» **Description of the task**: Extend the article on the Den of Thieves album, picking up right after its final sentence.

» **Document segment**:

■ ■ ■ ■ ■

Studio album by The Trews
- Released: August 16, 2005 (CAN) April 18, 2006 (US)
- Genre: Hard rock, alternative rock
- Length: 57:05
- Label: Epic, RED Distribution
- Producer: Jack Douglas

The Trews chronology
| House of Ill Fame (2003) | Den of Thieves (2005) | No Time For Later (2008) |

= Den of Thieves (album) =

Den of Thieves is the second full-length album by Canadian rock band The Trews. It was released in 2005 on Epic Records, and peaked at number 6 on the Canadian Albums Chart.

The first single from this album was "So She's Leaving", and it was followed by "Yearning", "Poor Ol' Broken Hearted Me" and "I Can't Say".

The album was certified Gold (50,000 copies) by the CRIA in January 2006.

Professional ratings
Review scores
| Source | Rating |
| AllMusic |  |
| Chart Attack |  |

==Track listing==
All songs by Sean Dalton, Colin MacDonald, John-Angus MacDonald, Jack Syperek unless otherwise noted.

■ ■ ■ ■ ■

Some items
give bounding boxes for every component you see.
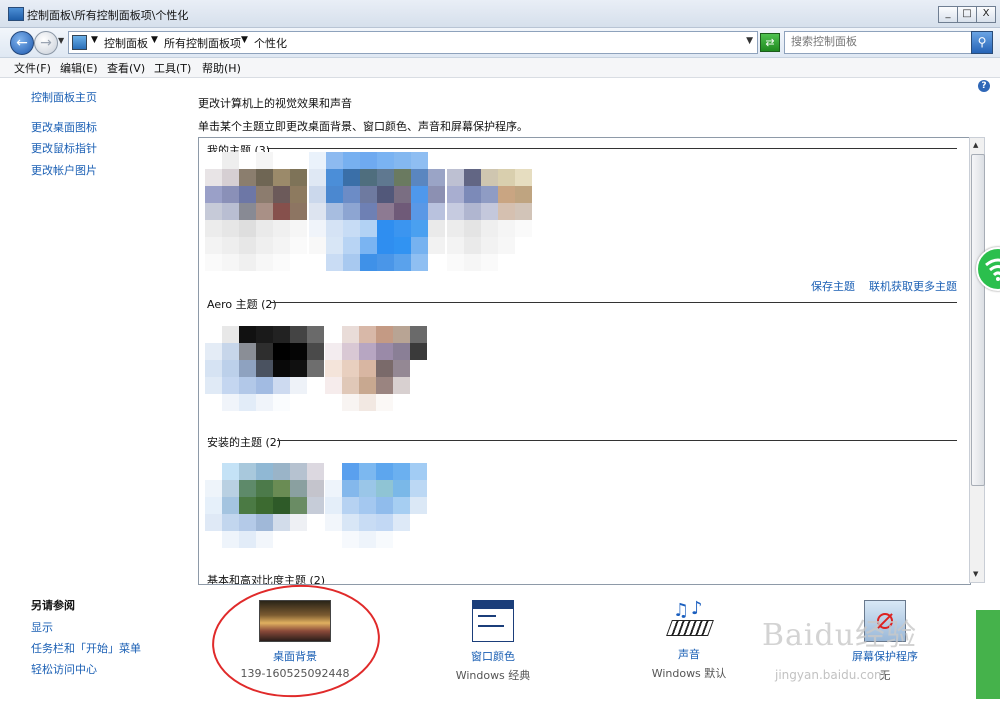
see-also-ease-of-access[interactable]: 轻松访问中心 bbox=[31, 661, 97, 677]
menu-edit[interactable]: 编辑(E) bbox=[60, 60, 98, 76]
sidebar-control-panel-home[interactable]: 控制面板主页 bbox=[31, 89, 97, 105]
window-color-item[interactable]: 窗口颜色 Windows 经典 bbox=[428, 600, 558, 683]
baidu-watermark-url: jingyan.baidu.com bbox=[775, 668, 886, 682]
forward-button[interactable]: → bbox=[34, 31, 58, 55]
back-button[interactable]: ← bbox=[10, 31, 34, 55]
window-color-label[interactable]: 窗口颜色 bbox=[428, 648, 558, 664]
close-button[interactable]: X bbox=[976, 6, 996, 23]
see-also-display[interactable]: 显示 bbox=[31, 619, 53, 635]
section-aero-themes: Aero 主题 (2) bbox=[207, 298, 277, 311]
menu-tools[interactable]: 工具(T) bbox=[154, 60, 191, 76]
menu-view[interactable]: 查看(V) bbox=[107, 60, 145, 76]
see-also-heading: 另请参阅 bbox=[31, 599, 75, 612]
window-title: 控制面板\所有控制面板项\个性化 bbox=[27, 9, 189, 22]
wifi-icon bbox=[985, 258, 1000, 281]
title-bar: 控制面板\所有控制面板项\个性化 _ □ X bbox=[0, 0, 1000, 28]
search-input[interactable] bbox=[785, 32, 941, 51]
control-panel-icon bbox=[8, 7, 24, 21]
window-color-value: Windows 经典 bbox=[455, 669, 531, 682]
theme-list[interactable]: 我的主题 (3) 保存主题 联机获取更多主题 Aero 主题 (2) 安装的主题… bbox=[198, 137, 971, 585]
baidu-watermark: Baidu经验 bbox=[762, 618, 918, 653]
see-also-taskbar-start-menu[interactable]: 任务栏和「开始」菜单 bbox=[31, 640, 141, 656]
search-icon: ⚲ bbox=[977, 35, 987, 49]
sidebar-change-mouse-pointers[interactable]: 更改鼠标指针 bbox=[31, 140, 97, 156]
theme-thumbnail-aero-1[interactable] bbox=[205, 326, 324, 411]
scroll-up-icon[interactable]: ▲ bbox=[973, 141, 978, 149]
menu-help[interactable]: 帮助(H) bbox=[202, 60, 241, 76]
section-divider bbox=[271, 302, 957, 303]
menu-file[interactable]: 文件(F) bbox=[14, 60, 51, 76]
breadcrumb-control-panel[interactable]: 控制面板 bbox=[104, 35, 148, 51]
get-more-themes-link[interactable]: 联机获取更多主题 bbox=[869, 278, 957, 294]
scrollbar-thumb[interactable] bbox=[971, 154, 985, 486]
maximize-button[interactable]: □ bbox=[957, 6, 977, 23]
recent-pages-dropdown-icon[interactable]: ▼ bbox=[58, 36, 64, 45]
breadcrumb-separator-icon[interactable]: ▼ bbox=[151, 35, 158, 45]
page-title: 更改计算机上的视觉效果和声音 bbox=[198, 97, 352, 110]
section-basic-themes: 基本和高对比度主题 (2) bbox=[207, 574, 326, 585]
section-installed-themes: 安装的主题 (2) bbox=[207, 436, 282, 449]
theme-thumbnail-1[interactable] bbox=[205, 152, 307, 271]
address-toolbar: ← → ▼ ▼ 控制面板 ▼ 所有控制面板项 ▼ 个性化 ▼ ⇄ ⚲ bbox=[0, 28, 1000, 58]
theme-thumbnail-installed-1[interactable] bbox=[205, 463, 324, 548]
breadcrumb-all-items[interactable]: 所有控制面板项 bbox=[164, 35, 241, 51]
sound-item[interactable]: ♫ ♪ 声音 Windows 默认 bbox=[624, 598, 754, 681]
address-field[interactable]: ▼ 控制面板 ▼ 所有控制面板项 ▼ 个性化 ▼ bbox=[68, 31, 758, 54]
sidebar-change-account-picture[interactable]: 更改帐户图片 bbox=[31, 162, 97, 178]
page-subtitle: 单击某个主题立即更改桌面背景、窗口颜色、声音和屏幕保护程序。 bbox=[198, 120, 528, 133]
theme-thumbnail-3[interactable] bbox=[447, 169, 549, 271]
help-icon[interactable]: ? bbox=[978, 80, 990, 92]
search-button[interactable]: ⚲ bbox=[971, 31, 993, 54]
arrow-right-icon: → bbox=[40, 35, 52, 51]
search-box[interactable]: ⚲ bbox=[784, 31, 993, 54]
theme-thumbnail-aero-2[interactable] bbox=[325, 326, 427, 411]
address-dropdown-icon[interactable]: ▼ bbox=[746, 36, 753, 46]
theme-thumbnail-installed-2[interactable] bbox=[325, 463, 427, 548]
window-color-icon bbox=[472, 600, 514, 642]
arrow-left-icon: ← bbox=[16, 35, 28, 51]
sound-icon: ♫ ♪ bbox=[666, 598, 714, 640]
theme-thumbnail-2[interactable] bbox=[309, 152, 445, 271]
side-widget[interactable] bbox=[976, 610, 1000, 699]
sound-label[interactable]: 声音 bbox=[624, 646, 754, 662]
section-divider bbox=[277, 440, 957, 441]
scroll-down-icon[interactable]: ▼ bbox=[973, 570, 978, 578]
theme-list-scrollbar[interactable]: ▲ ▼ bbox=[969, 137, 985, 583]
save-theme-link[interactable]: 保存主题 bbox=[811, 278, 855, 294]
section-divider bbox=[267, 148, 957, 149]
refresh-icon: ⇄ bbox=[765, 36, 775, 49]
refresh-button[interactable]: ⇄ bbox=[760, 33, 780, 52]
control-panel-icon bbox=[72, 35, 87, 50]
breadcrumb-personalization[interactable]: 个性化 bbox=[254, 35, 287, 51]
breadcrumb-separator-icon[interactable]: ▼ bbox=[241, 35, 248, 45]
sidebar-change-desktop-icons[interactable]: 更改桌面图标 bbox=[31, 119, 97, 135]
minimize-button[interactable]: _ bbox=[938, 6, 958, 23]
breadcrumb-separator-icon[interactable]: ▼ bbox=[91, 35, 98, 45]
menu-bar: 文件(F) 编辑(E) 查看(V) 工具(T) 帮助(H) bbox=[0, 58, 1000, 78]
sound-value: Windows 默认 bbox=[651, 667, 727, 680]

■ ■ ■ ■ ■

» **Response below**:
1. "Fire Up Ahead" – 3:01
2. "Makin' Sunshine" – 3:47
3. "Cry" – 3:41
4. "Sweetness" – 3:33
5. "I Can't Say" – 4:19
6. "So She's Leaving" – 3:08
7. "Yearning" – 3:58
8. "The Pearl (More Than Everything)" (Gordie Johnson, MacDonald, MacDonald) – 4:50
9. "Poor Ol' Broken Hearted Me" (Patrick Ballantyne, Johnson, MacDonald, James MacDonald) – 4:18
10. "Ana & Mia" – 3:20
11. "Naked" (Tracy Bonham) – 4:00
12. "Montebello Park" (Johnson, MacDonald, MacDonald) – 3:58
13. "Got Myself to Blame" (featuring Kelly Hoppe) (Dalton, MacDonald, MacDonald, Syperek) – 3:24
14. "The Traveling Kind" – 3:26
15. "Ishmael & Maggie" (Johnson, MacDonald, MacDonald) – 4:20

On the U.S. release, "The Pearl (More Than Everything)" was replaced with "Tired of Waiting" from the Trews' previous album, House of Ill Fame.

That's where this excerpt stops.